For each line below that includes the word "助言ができるか", make a copy.

▶

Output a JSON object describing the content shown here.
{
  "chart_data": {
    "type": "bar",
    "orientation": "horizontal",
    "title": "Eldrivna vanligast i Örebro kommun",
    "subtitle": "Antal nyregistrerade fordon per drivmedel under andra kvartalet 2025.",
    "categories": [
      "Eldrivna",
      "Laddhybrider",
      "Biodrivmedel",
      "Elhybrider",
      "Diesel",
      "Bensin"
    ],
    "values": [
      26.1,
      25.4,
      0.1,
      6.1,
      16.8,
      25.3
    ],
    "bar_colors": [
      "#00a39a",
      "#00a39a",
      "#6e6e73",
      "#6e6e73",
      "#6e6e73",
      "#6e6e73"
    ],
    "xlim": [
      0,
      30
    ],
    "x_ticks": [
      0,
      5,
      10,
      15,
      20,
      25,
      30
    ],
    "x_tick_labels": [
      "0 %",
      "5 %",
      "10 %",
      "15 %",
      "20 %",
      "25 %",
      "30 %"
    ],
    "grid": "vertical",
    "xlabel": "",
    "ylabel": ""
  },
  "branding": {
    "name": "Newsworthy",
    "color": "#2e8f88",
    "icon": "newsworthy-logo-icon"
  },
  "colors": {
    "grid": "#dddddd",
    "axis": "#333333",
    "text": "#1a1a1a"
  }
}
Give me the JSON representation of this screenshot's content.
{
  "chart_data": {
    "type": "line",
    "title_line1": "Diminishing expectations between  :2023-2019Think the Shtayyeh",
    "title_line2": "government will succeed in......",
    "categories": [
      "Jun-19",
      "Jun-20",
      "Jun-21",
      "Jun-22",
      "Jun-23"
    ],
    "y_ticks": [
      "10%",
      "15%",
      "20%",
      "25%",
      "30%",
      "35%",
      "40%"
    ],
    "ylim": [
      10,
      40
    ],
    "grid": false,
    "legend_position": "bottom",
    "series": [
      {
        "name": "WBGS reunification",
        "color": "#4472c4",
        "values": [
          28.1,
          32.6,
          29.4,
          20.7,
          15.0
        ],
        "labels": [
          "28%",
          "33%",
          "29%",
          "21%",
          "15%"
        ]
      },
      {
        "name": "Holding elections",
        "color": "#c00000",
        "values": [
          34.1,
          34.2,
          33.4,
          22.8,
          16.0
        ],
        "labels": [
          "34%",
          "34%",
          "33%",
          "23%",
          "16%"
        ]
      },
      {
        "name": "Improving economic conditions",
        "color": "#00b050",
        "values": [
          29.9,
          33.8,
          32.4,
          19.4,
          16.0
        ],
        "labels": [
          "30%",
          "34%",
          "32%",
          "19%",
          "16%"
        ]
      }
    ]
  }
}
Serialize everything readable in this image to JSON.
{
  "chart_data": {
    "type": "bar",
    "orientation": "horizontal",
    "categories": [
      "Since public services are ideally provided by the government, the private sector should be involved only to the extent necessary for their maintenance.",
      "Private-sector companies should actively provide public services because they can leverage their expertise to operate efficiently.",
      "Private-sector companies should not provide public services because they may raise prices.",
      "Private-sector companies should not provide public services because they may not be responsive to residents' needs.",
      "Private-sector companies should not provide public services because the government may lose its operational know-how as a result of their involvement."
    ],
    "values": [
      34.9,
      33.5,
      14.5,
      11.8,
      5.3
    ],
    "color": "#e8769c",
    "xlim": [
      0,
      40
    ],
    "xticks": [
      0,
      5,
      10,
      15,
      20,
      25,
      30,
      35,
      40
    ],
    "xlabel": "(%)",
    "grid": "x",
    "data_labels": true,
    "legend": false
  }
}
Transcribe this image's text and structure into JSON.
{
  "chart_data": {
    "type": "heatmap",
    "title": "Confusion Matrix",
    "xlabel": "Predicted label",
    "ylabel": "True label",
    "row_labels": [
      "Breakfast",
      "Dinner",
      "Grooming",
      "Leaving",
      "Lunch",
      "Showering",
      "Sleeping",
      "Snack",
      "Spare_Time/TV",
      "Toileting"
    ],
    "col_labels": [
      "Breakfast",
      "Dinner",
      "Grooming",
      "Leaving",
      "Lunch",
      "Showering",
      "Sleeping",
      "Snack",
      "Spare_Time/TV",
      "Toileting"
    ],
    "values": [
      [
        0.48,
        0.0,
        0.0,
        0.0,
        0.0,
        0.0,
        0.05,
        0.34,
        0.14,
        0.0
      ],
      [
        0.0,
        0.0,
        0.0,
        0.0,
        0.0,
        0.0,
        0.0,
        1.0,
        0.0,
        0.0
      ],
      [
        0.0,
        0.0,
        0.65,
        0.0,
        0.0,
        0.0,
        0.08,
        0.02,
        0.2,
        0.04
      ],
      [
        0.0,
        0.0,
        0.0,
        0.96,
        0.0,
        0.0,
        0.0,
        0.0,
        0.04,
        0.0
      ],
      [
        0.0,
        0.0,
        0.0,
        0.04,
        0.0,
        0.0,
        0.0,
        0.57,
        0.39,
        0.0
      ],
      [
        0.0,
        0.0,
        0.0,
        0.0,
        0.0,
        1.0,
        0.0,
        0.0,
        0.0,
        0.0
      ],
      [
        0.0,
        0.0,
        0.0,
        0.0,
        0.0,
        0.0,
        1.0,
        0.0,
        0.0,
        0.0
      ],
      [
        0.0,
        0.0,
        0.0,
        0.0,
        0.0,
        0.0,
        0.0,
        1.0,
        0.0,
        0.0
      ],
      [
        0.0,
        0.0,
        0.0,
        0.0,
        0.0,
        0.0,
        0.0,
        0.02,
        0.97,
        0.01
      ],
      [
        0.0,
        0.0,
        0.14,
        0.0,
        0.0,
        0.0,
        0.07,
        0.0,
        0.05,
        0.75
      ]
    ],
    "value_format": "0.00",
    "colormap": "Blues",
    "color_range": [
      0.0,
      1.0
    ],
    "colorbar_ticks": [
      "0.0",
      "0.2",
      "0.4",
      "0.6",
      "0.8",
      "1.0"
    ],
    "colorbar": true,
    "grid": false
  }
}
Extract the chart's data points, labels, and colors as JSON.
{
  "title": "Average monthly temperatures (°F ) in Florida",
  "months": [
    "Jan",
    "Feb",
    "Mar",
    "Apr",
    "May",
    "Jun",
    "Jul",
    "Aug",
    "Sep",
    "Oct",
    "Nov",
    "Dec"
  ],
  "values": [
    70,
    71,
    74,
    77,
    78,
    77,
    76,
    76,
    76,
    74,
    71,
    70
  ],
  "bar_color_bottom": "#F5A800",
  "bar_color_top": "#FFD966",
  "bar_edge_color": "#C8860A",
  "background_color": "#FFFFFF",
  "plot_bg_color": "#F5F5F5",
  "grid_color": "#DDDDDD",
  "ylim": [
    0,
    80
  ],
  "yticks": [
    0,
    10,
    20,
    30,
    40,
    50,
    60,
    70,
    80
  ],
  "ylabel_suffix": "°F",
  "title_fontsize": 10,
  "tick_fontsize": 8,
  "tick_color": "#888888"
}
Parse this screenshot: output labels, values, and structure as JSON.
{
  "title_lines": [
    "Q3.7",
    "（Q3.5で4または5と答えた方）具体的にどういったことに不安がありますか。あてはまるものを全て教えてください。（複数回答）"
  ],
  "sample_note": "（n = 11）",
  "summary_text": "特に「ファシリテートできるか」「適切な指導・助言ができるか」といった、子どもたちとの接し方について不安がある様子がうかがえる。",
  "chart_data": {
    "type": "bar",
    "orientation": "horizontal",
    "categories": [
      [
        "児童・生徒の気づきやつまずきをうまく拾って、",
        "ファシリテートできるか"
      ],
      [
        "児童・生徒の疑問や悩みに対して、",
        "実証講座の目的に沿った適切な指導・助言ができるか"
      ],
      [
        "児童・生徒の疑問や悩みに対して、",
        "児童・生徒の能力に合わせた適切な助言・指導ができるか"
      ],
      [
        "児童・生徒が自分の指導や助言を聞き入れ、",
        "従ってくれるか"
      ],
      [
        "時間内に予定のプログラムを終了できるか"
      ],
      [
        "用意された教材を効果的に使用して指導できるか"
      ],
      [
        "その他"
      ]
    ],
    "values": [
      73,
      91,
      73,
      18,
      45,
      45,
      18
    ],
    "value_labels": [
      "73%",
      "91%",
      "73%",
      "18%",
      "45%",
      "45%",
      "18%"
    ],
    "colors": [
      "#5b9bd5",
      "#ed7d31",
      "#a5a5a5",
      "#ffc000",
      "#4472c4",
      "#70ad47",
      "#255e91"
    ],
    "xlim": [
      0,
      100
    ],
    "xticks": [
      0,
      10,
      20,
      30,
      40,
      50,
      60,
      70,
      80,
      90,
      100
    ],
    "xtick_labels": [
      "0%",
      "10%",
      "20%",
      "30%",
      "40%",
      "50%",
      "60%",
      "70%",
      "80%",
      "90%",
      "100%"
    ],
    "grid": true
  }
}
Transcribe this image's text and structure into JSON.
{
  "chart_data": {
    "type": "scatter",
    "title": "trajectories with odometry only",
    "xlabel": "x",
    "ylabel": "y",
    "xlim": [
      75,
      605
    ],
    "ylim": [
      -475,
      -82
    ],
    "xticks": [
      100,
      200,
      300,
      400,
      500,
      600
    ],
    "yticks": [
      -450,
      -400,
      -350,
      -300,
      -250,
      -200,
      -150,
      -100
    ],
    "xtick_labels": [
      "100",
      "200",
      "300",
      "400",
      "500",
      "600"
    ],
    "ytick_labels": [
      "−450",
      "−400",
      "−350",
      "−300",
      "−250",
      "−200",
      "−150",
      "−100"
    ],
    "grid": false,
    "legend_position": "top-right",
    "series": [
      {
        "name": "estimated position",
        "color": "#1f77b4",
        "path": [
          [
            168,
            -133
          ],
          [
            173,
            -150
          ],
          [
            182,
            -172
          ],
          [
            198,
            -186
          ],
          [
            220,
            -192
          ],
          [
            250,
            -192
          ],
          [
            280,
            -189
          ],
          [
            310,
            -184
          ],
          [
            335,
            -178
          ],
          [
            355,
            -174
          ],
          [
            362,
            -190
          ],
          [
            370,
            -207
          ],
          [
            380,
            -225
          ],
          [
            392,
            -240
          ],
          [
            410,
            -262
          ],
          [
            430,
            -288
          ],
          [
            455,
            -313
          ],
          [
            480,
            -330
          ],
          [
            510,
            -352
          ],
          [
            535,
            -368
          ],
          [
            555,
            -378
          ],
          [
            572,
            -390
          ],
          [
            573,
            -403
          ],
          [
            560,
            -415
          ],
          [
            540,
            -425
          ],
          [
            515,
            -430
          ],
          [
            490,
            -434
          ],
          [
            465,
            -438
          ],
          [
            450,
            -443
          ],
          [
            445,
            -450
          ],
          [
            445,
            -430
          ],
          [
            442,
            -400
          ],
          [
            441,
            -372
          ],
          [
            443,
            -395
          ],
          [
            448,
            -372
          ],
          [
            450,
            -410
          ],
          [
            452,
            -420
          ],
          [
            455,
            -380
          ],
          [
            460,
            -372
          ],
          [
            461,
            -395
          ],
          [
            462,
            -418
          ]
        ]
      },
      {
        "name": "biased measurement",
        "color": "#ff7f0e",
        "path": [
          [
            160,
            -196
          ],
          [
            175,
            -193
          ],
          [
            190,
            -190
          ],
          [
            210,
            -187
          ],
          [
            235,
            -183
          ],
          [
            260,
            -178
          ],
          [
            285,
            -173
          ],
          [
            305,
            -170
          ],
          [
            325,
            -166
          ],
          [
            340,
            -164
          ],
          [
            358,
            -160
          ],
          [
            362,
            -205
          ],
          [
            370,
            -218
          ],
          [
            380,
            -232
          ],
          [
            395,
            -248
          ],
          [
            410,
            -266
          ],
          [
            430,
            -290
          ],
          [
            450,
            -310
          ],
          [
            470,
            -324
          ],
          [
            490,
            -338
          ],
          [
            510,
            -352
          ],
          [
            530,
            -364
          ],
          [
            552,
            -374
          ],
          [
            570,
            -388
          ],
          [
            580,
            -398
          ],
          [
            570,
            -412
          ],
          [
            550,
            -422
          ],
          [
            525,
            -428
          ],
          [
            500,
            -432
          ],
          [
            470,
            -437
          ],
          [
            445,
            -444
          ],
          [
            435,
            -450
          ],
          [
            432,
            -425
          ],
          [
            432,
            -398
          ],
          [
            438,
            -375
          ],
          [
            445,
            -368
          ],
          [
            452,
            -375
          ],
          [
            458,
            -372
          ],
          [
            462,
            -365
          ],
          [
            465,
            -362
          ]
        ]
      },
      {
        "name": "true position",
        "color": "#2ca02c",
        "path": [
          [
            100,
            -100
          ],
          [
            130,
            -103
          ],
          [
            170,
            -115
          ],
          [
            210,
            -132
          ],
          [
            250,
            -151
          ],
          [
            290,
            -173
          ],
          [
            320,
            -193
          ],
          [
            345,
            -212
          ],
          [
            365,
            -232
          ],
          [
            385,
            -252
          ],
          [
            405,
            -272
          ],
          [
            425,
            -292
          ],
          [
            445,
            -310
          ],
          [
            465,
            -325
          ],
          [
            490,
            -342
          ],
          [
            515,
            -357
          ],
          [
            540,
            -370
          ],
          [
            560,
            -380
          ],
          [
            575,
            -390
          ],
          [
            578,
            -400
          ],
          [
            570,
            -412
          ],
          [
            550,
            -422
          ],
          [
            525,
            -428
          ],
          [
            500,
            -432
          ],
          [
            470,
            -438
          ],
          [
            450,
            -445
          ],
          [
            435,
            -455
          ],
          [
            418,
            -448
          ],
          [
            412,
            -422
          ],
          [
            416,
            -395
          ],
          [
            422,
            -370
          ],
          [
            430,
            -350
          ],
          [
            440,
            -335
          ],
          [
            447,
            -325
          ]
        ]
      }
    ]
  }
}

◀

WRITTEN ANSWER:
  "summary_text": "特に「ファシリテートできるか」「適切な指導・助言ができるか」といった、子どもたちとの接し方について不安がある様子がうかがえる。",
        "実証講座の目的に沿った適切な指導・助言ができるか"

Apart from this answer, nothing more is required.